§ **EXERCISE INSTRUCTIONS**
Copy the items from the start through the line with "colorbar-tick-label: −8 (1122, 642, 1164, 676)", swapping "colorbar-tick-label" for "scale-tick-label" wherever it occurs and changing nothing else.

§ **PROVIDED ENTRIES**
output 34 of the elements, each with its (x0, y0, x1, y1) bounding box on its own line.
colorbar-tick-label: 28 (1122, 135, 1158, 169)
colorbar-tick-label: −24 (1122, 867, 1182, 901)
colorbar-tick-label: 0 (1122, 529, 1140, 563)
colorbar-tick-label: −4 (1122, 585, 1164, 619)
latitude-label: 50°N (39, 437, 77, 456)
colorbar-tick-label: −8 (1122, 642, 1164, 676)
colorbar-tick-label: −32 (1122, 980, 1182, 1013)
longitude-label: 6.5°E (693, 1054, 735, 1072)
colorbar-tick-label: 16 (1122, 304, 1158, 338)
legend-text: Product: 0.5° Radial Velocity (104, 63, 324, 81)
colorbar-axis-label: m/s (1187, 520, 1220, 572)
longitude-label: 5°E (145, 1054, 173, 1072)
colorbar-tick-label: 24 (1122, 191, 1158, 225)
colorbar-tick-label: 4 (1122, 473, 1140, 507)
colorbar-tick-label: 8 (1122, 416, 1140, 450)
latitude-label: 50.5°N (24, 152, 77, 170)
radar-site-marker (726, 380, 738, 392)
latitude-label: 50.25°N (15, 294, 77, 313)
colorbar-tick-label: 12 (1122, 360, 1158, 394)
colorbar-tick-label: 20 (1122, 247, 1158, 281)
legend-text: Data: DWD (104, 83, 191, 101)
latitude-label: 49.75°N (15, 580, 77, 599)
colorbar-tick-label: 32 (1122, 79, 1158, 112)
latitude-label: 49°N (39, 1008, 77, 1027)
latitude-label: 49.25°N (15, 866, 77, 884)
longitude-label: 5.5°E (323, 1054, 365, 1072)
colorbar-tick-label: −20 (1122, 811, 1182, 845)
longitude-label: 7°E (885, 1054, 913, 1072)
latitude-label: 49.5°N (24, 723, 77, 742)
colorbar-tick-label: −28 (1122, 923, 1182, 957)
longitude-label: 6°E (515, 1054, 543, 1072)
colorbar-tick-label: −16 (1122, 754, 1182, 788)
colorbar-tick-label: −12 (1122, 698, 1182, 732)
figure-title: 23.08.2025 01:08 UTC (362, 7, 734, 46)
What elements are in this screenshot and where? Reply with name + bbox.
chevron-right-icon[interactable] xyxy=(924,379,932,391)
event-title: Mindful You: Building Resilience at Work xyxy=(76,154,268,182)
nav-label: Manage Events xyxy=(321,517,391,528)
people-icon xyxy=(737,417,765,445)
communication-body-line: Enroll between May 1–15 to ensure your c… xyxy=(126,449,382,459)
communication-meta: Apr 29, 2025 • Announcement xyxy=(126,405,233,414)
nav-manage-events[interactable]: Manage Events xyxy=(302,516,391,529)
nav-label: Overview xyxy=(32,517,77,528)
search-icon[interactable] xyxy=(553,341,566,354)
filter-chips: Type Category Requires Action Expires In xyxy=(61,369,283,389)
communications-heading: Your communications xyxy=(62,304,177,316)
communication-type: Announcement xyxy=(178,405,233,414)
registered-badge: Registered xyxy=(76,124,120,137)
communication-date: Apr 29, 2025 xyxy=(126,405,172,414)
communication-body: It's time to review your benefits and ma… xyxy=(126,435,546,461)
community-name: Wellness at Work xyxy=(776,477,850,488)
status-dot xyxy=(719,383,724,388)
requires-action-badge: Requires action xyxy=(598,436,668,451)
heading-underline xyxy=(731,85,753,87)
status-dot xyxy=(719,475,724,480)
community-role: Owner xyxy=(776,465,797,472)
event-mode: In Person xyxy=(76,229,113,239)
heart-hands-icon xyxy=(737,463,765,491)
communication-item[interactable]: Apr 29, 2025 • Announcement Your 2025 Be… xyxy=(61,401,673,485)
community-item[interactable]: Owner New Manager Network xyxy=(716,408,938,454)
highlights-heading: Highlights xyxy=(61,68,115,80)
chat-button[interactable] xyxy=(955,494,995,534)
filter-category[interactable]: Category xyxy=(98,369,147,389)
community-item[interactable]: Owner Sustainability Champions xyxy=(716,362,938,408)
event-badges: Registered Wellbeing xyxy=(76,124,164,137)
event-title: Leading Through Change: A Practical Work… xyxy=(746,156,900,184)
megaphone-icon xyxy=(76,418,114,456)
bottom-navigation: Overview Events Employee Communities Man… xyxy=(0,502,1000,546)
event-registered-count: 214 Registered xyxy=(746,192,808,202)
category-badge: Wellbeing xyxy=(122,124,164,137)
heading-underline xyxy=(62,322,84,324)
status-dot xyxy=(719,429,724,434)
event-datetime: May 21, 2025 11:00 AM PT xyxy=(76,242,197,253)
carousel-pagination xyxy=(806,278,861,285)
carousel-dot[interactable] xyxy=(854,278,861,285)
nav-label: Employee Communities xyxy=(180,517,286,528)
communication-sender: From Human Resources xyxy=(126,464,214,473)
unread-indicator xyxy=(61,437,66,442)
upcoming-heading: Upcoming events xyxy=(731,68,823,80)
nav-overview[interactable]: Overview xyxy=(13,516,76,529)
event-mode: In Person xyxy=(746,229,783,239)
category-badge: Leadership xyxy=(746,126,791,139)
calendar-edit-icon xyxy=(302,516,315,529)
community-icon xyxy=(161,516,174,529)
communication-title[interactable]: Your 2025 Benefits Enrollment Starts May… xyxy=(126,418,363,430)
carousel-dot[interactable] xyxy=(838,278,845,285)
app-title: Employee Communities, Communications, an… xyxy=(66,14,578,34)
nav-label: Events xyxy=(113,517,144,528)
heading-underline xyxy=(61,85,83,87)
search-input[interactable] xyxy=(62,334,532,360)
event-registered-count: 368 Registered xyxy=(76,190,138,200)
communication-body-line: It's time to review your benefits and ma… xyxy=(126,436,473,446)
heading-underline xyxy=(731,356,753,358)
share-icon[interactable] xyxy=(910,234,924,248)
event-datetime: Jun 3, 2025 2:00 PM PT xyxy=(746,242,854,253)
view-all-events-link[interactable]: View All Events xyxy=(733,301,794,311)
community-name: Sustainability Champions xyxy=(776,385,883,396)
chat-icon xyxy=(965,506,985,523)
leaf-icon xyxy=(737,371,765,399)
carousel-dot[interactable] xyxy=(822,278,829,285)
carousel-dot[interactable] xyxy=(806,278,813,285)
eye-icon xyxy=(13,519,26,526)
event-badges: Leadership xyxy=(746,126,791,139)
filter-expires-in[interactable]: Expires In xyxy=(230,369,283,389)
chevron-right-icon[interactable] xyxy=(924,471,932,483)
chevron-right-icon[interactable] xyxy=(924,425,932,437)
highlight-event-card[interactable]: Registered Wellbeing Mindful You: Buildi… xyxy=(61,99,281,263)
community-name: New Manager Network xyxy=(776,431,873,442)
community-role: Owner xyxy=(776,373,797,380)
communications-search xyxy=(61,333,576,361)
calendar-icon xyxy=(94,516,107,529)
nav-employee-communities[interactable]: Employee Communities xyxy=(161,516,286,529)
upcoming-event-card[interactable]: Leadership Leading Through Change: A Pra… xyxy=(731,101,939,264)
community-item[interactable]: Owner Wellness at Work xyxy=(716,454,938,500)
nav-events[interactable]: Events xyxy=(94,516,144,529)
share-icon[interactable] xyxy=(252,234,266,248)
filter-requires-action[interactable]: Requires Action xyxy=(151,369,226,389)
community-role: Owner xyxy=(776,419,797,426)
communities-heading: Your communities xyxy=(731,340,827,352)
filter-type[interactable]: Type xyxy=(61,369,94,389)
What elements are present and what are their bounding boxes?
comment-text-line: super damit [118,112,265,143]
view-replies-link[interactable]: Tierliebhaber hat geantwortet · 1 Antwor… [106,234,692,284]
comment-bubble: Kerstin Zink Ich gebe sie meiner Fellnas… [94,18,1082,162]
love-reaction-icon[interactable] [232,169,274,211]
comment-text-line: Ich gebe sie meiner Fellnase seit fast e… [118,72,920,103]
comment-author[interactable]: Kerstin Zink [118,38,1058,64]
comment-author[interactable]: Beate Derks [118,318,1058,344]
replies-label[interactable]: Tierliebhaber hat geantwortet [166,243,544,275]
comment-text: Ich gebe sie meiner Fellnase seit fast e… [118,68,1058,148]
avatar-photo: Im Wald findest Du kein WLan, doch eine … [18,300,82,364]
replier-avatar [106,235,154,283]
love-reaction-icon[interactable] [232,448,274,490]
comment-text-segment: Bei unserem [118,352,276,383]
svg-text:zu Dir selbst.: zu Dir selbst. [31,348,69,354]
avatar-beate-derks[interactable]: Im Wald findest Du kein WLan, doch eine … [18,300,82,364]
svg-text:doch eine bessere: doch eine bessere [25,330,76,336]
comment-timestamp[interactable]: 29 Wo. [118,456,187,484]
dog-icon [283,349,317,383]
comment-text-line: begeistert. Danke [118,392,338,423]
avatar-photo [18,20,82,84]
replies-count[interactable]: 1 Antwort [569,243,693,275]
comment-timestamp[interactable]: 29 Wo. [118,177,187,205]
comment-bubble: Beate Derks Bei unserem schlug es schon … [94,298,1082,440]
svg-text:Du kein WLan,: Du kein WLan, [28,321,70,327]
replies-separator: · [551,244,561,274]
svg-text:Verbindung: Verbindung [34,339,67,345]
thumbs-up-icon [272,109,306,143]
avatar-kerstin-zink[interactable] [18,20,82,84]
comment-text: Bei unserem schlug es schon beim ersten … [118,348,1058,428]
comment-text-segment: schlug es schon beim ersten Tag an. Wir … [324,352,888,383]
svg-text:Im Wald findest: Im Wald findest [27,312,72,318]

§ **RESPONSE TO THIS EXERCISE**
output 34 of the elements, each with its (x0, y0, x1, y1) bounding box on its own line.
scale-tick-label: 28 (1122, 135, 1158, 169)
scale-tick-label: −24 (1122, 867, 1182, 901)
scale-tick-label: 0 (1122, 529, 1140, 563)
scale-tick-label: −4 (1122, 585, 1164, 619)
latitude-label: 50°N (39, 437, 77, 456)
scale-tick-label: −8 (1122, 642, 1164, 676)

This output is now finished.